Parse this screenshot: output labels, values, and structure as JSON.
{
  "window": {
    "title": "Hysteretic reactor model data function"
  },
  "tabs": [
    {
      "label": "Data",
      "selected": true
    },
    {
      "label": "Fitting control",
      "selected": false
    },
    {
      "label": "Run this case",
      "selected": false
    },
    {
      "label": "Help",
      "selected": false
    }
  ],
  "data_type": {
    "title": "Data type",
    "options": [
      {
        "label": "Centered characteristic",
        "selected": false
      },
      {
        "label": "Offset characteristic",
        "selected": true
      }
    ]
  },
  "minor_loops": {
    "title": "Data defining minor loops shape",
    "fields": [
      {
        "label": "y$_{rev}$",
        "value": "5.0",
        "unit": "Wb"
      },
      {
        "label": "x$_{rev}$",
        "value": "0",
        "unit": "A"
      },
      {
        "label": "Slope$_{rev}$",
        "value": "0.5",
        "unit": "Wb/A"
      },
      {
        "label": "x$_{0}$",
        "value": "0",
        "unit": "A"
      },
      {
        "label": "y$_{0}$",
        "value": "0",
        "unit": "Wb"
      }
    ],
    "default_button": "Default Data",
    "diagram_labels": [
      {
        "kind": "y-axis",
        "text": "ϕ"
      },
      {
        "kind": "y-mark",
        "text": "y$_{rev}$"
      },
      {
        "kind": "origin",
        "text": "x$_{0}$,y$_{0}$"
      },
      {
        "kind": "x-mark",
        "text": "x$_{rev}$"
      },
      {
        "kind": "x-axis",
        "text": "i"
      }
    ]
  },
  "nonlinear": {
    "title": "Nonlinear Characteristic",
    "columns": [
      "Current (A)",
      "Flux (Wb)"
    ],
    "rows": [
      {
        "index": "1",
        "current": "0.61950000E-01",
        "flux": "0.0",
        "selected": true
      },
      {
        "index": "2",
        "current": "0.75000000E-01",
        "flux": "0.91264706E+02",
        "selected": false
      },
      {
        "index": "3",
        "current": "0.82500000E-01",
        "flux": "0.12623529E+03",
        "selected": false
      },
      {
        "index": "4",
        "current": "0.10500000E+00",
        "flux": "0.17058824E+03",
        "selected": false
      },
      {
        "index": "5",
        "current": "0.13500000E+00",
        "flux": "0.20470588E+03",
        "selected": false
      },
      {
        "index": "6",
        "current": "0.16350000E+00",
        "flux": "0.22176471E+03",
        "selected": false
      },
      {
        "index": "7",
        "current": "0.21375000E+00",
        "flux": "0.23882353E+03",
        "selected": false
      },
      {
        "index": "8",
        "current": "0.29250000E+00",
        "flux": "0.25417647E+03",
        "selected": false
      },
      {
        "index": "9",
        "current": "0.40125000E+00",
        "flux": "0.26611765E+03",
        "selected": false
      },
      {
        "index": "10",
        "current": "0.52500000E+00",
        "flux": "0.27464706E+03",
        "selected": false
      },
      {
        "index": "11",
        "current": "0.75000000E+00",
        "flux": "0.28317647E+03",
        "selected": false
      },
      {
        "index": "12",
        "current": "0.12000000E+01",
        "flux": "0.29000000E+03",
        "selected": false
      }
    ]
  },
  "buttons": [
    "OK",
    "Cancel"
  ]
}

• • • • • • •

» **WHAT TO PRODUCE**
Retype the material in full. Each word must match.

» **FINAL RESULT**
Parse this screenshot: output labels, values, and structure as JSON.
{
  "window": {
    "title": "Hysteretic reactor model data function"
  },
  "tabs": [
    {
      "label": "Data",
      "selected": true
    },
    {
      "label": "Fitting control",
      "selected": false
    },
    {
      "label": "Run this case",
      "selected": false
    },
    {
      "label": "Help",
      "selected": false
    }
  ],
  "data_type": {
    "title": "Data type",
    "options": [
      {
        "label": "Centered characteristic",
        "selected": false
      },
      {
        "label": "Offset characteristic",
        "selected": true
      }
    ]
  },
  "minor_loops": {
    "title": "Data defining minor loops shape",
    "fields": [
      {
        "label": "y$_{rev}$",
        "value": "5.0",
        "unit": "Wb"
      },
      {
        "label": "x$_{rev}$",
        "value": "0",
        "unit": "A"
      },
      {
        "label": "Slope$_{rev}$",
        "value": "0.5",
        "unit": "Wb/A"
      },
      {
        "label": "x$_{0}$",
        "value": "0",
        "unit": "A"
      },
      {
        "label": "y$_{0}$",
        "value": "0",
        "unit": "Wb"
      }
    ],
    "default_button": "Default Data",
    "diagram_labels": [
      {
        "kind": "y-axis",
        "text": "ϕ"
      },
      {
        "kind": "y-mark",
        "text": "y$_{rev}$"
      },
      {
        "kind": "origin",
        "text": "x$_{0}$,y$_{0}$"
      },
      {
        "kind": "x-mark",
        "text": "x$_{rev}$"
      },
      {
        "kind": "x-axis",
        "text": "i"
      }
    ]
  },
  "nonlinear": {
    "title": "Nonlinear Characteristic",
    "columns": [
      "Current (A)",
      "Flux (Wb)"
    ],
    "rows": [
      {
        "index": "1",
        "current": "0.61950000E-01",
        "flux": "0.0",
        "selected": true
      },
      {
        "index": "2",
        "current": "0.75000000E-01",
        "flux": "0.91264706E+02",
        "selected": false
      },
      {
        "index": "3",
        "current": "0.82500000E-01",
        "flux": "0.12623529E+03",
        "selected": false
      },
      {
        "index": "4",
        "current": "0.10500000E+00",
        "flux": "0.17058824E+03",
        "selected": false
      },
      {
        "index": "5",
        "current": "0.13500000E+00",
        "flux": "0.20470588E+03",
        "selected": false
      },
      {
        "index": "6",
        "current": "0.16350000E+00",
        "flux": "0.22176471E+03",
        "selected": false
      },
      {
        "index": "7",
        "current": "0.21375000E+00",
        "flux": "0.23882353E+03",
        "selected": false
      },
      {
        "index": "8",
        "current": "0.29250000E+00",
        "flux": "0.25417647E+03",
        "selected": false
      },
      {
        "index": "9",
        "current": "0.40125000E+00",
        "flux": "0.26611765E+03",
        "selected": false
      },
      {
        "index": "10",
        "current": "0.52500000E+00",
        "flux": "0.27464706E+03",
        "selected": false
      },
      {
        "index": "11",
        "current": "0.75000000E+00",
        "flux": "0.28317647E+03",
        "selected": false
      },
      {
        "index": "12",
        "current": "0.12000000E+01",
        "flux": "0.29000000E+03",
        "selected": false
      }
    ]
  },
  "buttons": [
    "OK",
    "Cancel"
  ]
}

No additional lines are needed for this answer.